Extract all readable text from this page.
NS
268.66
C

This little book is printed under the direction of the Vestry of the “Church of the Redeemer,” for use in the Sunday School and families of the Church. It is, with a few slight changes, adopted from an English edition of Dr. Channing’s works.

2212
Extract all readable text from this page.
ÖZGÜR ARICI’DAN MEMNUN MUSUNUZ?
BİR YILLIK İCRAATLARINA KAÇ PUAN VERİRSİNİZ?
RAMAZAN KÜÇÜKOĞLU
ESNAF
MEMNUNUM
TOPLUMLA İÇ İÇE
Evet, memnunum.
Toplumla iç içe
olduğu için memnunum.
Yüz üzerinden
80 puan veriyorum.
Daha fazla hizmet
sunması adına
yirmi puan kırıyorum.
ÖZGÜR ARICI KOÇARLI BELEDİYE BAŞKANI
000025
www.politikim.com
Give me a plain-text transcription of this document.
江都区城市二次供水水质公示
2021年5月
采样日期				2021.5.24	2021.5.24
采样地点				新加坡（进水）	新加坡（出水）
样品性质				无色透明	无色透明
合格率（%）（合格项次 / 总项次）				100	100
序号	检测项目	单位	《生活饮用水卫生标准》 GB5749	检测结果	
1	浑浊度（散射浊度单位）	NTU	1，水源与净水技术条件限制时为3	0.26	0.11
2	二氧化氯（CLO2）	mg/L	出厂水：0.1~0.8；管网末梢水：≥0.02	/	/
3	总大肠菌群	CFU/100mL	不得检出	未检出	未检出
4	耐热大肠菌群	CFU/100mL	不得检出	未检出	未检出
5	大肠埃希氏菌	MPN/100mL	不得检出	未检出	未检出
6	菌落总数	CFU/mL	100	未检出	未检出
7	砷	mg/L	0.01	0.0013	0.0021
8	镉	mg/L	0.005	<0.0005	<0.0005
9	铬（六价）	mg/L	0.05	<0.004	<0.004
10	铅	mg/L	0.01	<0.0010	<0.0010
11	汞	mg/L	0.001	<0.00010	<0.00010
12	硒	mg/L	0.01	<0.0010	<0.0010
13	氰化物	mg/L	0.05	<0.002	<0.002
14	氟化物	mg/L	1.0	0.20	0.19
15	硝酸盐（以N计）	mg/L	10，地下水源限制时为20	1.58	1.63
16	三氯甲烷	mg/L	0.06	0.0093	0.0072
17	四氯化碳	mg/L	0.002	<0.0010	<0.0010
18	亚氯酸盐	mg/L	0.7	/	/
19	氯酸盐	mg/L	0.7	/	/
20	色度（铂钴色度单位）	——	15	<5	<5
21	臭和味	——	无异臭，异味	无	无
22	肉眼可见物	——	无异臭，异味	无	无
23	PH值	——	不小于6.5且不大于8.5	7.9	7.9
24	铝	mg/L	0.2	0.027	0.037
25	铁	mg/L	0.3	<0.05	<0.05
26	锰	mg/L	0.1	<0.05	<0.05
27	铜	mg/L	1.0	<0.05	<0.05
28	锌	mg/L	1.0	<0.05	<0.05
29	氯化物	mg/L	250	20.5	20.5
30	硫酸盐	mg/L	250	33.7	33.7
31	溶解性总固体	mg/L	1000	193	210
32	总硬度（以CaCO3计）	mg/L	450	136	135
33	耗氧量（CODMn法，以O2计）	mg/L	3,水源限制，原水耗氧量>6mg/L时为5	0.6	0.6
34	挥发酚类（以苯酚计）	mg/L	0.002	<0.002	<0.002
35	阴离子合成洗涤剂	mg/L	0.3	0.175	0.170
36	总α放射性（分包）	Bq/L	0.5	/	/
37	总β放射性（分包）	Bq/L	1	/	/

● EXERCISE DESCRIPTION: Your task is to repeat every entry exactly.

● SOLUTION FOR THIS TASK:
Extract all readable text from this page.
NS
268.66
C

This little book is printed under the direction of the Vestry of the “Church of the Redeemer,” for use in the Sunday School and families of the Church. It is, with a few slight changes, adopted from an English edition of Dr. Channing’s works.

2212
Extract all readable text from this page.
ÖZGÜR ARICI’DAN MEMNUN MUSUNUZ?
BİR YILLIK İCRAATLARINA KAÇ PUAN VERİRSİNİZ?
RAMAZAN KÜÇÜKOĞLU
ESNAF
MEMNUNUM
TOPLUMLA İÇ İÇE
Evet, memnunum.
Toplumla iç içe
olduğu için memnunum.
Yüz üzerinden
80 puan veriyorum.
Daha fazla hizmet
sunması adına
yirmi puan kırıyorum.
ÖZGÜR ARICI KOÇARLI BELEDİYE BAŞKANI
000025
www.politikim.com
Give me a plain-text transcription of this document.
江都区城市二次供水水质公示
2021年5月
采样日期				2021.5.24	2021.5.24
采样地点				新加坡（进水）	新加坡（出水）
样品性质				无色透明	无色透明
合格率（%）（合格项次 / 总项次）				100	100
序号	检测项目	单位	《生活饮用水卫生标准》 GB5749	检测结果	
1	浑浊度（散射浊度单位）	NTU	1，水源与净水技术条件限制时为3	0.26	0.11
2	二氧化氯（CLO2）	mg/L	出厂水：0.1~0.8；管网末梢水：≥0.02	/	/
3	总大肠菌群	CFU/100mL	不得检出	未检出	未检出
4	耐热大肠菌群	CFU/100mL	不得检出	未检出	未检出
5	大肠埃希氏菌	MPN/100mL	不得检出	未检出	未检出
6	菌落总数	CFU/mL	100	未检出	未检出
7	砷	mg/L	0.01	0.0013	0.0021
8	镉	mg/L	0.005	<0.0005	<0.0005
9	铬（六价）	mg/L	0.05	<0.004	<0.004
10	铅	mg/L	0.01	<0.0010	<0.0010
11	汞	mg/L	0.001	<0.00010	<0.00010
12	硒	mg/L	0.01	<0.0010	<0.0010
13	氰化物	mg/L	0.05	<0.002	<0.002
14	氟化物	mg/L	1.0	0.20	0.19
15	硝酸盐（以N计）	mg/L	10，地下水源限制时为20	1.58	1.63
16	三氯甲烷	mg/L	0.06	0.0093	0.0072
17	四氯化碳	mg/L	0.002	<0.0010	<0.0010
18	亚氯酸盐	mg/L	0.7	/	/
19	氯酸盐	mg/L	0.7	/	/
20	色度（铂钴色度单位）	——	15	<5	<5
21	臭和味	——	无异臭，异味	无	无
22	肉眼可见物	——	无异臭，异味	无	无
23	PH值	——	不小于6.5且不大于8.5	7.9	7.9
24	铝	mg/L	0.2	0.027	0.037
25	铁	mg/L	0.3	<0.05	<0.05
26	锰	mg/L	0.1	<0.05	<0.05
27	铜	mg/L	1.0	<0.05	<0.05
28	锌	mg/L	1.0	<0.05	<0.05
29	氯化物	mg/L	250	20.5	20.5
30	硫酸盐	mg/L	250	33.7	33.7
31	溶解性总固体	mg/L	1000	193	210
32	总硬度（以CaCO3计）	mg/L	450	136	135
33	耗氧量（CODMn法，以O2计）	mg/L	3,水源限制，原水耗氧量>6mg/L时为5	0.6	0.6
34	挥发酚类（以苯酚计）	mg/L	0.002	<0.002	<0.002
35	阴离子合成洗涤剂	mg/L	0.3	0.175	0.170
36	总α放射性（分包）	Bq/L	0.5	/	/
37	总β放射性（分包）	Bq/L	1	/	/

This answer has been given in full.